- Prompt -
Examine the entries and show every line in which the word "this" is found.

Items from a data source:
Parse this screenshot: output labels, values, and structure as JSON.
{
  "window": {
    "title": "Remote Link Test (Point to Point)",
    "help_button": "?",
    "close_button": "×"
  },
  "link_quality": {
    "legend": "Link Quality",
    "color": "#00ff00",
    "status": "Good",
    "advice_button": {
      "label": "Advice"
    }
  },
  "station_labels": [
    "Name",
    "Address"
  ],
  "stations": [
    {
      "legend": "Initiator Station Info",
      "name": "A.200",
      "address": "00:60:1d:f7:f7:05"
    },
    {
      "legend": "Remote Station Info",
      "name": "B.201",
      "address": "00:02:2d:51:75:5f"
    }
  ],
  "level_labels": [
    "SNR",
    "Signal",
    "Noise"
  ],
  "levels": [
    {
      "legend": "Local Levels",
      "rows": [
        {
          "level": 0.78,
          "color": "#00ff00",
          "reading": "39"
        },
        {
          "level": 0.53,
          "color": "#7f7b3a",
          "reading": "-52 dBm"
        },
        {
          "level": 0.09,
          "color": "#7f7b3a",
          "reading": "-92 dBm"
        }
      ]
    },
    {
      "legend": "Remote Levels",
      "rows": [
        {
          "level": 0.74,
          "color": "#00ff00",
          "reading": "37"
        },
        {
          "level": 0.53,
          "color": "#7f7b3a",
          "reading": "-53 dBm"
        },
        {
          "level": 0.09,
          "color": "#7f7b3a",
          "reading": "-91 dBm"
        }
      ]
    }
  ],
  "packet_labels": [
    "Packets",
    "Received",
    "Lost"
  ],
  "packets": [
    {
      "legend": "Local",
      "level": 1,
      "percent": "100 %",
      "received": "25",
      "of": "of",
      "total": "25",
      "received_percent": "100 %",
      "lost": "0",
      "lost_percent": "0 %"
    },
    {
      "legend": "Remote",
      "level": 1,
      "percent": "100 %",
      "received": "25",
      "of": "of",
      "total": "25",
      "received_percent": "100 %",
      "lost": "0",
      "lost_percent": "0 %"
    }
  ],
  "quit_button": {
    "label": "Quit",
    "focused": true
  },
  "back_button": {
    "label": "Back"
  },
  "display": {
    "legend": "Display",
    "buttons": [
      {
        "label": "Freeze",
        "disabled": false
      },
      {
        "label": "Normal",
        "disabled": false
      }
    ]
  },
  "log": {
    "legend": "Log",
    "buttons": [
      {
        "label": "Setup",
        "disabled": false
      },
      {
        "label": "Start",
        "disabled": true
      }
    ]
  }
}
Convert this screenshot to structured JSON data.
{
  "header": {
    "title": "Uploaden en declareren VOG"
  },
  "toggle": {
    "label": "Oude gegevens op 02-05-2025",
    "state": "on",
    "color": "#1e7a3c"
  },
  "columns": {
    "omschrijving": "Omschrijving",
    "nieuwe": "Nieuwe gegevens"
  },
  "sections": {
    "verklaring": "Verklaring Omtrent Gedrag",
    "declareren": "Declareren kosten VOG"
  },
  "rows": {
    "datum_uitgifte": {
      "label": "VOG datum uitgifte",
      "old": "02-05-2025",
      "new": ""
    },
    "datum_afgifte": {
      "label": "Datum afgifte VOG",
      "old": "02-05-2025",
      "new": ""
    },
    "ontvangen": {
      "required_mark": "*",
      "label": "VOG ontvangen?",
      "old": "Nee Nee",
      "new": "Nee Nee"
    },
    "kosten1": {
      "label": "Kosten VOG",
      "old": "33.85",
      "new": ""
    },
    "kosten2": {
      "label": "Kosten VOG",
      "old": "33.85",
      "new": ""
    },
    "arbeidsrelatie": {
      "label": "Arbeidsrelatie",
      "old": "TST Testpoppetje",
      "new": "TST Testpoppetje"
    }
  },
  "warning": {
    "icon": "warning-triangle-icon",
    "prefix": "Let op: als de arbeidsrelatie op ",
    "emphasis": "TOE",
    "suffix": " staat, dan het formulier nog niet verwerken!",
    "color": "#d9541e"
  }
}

- Exercise result -
Parse this screenshot: output labels, values, and structure as JSON.
Convert this screenshot to structured JSON data.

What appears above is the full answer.